# What is being asked
Say how many lines include the word "control". Reply with nothing but the number.

# Given information
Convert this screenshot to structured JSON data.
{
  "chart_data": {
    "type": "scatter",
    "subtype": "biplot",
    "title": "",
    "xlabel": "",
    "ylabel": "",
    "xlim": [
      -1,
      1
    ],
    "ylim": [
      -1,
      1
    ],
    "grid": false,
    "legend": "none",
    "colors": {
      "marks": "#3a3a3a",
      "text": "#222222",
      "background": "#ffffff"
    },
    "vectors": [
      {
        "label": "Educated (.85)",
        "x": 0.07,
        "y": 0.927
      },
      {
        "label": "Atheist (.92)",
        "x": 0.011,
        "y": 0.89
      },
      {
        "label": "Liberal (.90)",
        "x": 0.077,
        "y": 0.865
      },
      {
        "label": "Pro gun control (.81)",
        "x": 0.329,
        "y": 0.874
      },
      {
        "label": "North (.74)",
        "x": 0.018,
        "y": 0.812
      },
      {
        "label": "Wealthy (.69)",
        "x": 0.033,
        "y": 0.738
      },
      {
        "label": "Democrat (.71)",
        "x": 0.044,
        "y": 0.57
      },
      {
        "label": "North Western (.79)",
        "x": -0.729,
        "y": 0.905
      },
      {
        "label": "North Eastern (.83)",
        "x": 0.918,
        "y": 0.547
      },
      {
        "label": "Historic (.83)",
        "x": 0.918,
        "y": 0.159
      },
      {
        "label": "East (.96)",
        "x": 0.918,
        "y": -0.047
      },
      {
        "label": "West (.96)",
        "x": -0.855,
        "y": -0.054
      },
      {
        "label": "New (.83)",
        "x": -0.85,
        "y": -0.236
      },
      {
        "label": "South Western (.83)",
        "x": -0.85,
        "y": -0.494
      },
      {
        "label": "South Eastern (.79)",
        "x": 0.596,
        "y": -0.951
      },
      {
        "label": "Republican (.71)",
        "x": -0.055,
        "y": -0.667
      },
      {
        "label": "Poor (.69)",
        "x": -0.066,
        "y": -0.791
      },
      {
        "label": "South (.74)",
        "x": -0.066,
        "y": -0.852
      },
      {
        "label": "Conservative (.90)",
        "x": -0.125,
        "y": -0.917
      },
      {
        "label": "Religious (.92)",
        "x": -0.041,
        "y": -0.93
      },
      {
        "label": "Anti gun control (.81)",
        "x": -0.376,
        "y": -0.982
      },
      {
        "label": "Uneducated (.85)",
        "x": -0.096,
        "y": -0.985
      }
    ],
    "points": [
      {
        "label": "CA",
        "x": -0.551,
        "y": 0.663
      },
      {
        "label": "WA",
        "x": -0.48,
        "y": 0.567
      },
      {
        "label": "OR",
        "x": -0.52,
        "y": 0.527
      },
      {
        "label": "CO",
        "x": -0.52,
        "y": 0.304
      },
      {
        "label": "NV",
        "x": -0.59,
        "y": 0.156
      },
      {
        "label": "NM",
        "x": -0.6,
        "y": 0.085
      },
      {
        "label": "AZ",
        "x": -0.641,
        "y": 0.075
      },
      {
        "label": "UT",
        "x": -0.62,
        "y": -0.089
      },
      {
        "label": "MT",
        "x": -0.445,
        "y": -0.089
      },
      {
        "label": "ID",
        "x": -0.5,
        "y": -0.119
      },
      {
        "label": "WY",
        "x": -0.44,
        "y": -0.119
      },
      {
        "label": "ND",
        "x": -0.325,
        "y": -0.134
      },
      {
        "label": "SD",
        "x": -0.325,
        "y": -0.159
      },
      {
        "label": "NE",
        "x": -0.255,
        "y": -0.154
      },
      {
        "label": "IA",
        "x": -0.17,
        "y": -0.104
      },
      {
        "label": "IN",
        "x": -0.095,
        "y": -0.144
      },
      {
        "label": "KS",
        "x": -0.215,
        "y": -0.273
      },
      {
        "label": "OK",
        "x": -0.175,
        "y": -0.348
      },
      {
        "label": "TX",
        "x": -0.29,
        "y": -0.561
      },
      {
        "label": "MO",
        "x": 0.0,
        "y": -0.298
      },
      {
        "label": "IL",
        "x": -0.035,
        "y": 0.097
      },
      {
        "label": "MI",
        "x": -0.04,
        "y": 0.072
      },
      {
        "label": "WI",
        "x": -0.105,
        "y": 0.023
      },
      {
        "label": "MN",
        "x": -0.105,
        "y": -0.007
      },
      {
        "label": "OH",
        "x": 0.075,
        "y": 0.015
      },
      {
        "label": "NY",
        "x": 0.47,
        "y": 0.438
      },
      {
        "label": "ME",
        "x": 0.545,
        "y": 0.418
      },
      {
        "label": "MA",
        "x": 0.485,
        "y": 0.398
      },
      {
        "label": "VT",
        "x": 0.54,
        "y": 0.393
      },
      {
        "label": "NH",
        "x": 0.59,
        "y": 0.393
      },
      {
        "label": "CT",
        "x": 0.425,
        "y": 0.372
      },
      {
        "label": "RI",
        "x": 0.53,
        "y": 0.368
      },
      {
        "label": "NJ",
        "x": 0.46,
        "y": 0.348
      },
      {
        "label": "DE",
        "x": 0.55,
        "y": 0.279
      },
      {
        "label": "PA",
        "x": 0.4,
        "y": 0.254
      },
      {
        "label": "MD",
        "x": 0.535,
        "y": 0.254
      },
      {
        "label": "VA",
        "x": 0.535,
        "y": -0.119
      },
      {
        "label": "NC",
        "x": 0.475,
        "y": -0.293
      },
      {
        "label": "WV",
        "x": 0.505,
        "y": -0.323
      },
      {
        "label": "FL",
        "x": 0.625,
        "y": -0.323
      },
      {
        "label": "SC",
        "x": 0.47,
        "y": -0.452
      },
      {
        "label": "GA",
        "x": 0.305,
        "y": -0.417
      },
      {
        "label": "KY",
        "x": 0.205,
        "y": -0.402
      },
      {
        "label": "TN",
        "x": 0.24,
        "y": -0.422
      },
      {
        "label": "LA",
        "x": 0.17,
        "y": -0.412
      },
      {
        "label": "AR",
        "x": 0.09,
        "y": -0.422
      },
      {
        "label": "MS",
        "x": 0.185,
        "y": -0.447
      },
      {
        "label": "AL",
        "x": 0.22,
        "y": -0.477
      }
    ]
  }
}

# Complete response
2